- WRITTEN PROBLEM
Search the listing below for "will". Copy each matching line.

- DATA PROVIDED
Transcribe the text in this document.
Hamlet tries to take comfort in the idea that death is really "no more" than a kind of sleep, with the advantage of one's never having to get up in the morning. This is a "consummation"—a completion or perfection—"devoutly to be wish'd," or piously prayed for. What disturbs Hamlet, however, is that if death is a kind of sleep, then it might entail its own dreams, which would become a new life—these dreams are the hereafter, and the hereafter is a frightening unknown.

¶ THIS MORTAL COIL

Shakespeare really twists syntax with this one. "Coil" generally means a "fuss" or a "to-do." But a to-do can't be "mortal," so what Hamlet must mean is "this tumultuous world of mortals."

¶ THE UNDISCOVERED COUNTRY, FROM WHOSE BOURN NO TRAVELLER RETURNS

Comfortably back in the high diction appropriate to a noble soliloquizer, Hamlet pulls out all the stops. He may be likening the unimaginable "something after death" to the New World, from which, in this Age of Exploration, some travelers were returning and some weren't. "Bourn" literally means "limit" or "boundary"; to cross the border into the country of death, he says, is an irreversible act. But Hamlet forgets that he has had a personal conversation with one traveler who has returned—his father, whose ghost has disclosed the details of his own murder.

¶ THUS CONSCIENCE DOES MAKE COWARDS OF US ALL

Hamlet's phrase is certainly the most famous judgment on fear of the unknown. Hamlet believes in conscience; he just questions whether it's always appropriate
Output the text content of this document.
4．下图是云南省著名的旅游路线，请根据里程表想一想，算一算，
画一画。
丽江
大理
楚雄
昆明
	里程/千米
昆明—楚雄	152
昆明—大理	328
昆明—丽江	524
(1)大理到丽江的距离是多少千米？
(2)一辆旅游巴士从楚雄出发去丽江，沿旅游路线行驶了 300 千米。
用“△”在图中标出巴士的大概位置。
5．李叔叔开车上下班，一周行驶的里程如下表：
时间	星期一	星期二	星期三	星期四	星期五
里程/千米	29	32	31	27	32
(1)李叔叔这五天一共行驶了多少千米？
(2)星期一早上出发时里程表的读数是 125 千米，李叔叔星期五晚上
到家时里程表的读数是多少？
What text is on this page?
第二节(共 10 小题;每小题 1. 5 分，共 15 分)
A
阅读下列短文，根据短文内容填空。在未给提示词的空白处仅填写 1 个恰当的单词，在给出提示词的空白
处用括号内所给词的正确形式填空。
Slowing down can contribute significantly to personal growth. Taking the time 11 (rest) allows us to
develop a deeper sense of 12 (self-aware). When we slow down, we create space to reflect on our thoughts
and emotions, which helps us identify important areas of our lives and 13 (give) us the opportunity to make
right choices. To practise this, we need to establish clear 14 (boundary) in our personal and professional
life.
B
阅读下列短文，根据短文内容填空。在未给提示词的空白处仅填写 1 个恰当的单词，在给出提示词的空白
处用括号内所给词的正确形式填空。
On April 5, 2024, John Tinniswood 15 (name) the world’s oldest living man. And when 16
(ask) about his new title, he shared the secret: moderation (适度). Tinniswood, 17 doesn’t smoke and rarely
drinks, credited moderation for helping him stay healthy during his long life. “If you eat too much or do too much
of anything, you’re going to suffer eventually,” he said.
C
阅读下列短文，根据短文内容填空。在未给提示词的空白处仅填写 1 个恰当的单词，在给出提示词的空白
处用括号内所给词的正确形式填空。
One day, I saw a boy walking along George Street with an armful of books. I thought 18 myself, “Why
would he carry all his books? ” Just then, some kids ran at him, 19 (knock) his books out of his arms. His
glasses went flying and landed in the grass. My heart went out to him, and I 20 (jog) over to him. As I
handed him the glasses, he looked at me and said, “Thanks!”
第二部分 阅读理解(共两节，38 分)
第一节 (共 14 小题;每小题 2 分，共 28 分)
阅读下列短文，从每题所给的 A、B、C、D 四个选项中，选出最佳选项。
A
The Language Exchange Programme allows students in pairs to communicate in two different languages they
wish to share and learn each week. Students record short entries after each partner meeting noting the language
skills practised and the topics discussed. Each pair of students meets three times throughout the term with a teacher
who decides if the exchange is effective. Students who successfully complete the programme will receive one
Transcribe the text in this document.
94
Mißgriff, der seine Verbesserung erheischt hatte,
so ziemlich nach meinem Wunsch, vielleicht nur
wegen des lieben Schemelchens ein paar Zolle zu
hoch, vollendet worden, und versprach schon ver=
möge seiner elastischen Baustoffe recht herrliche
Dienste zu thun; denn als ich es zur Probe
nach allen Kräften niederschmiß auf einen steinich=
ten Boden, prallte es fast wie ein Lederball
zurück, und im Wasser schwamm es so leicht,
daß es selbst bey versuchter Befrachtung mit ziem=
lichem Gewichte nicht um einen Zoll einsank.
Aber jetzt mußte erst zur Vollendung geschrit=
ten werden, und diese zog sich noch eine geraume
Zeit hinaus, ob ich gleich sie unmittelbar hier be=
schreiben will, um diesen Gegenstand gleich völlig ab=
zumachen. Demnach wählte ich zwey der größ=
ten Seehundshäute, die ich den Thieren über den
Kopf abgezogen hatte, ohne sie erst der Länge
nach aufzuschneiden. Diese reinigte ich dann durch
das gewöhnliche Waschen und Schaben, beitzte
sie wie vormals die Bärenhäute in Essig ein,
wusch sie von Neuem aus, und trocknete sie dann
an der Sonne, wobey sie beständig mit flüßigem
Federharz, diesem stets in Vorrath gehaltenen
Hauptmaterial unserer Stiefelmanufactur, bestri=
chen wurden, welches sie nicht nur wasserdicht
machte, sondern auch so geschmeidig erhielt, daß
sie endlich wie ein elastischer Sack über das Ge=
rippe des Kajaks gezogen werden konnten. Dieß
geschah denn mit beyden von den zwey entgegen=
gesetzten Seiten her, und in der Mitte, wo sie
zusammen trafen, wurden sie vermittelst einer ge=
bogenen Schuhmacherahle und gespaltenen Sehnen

- FULL ANSWER
who decides if the exchange is effective. Students who successfully complete the programme will receive one
schreiben will, um diesen Gegenstand gleich völlig ab=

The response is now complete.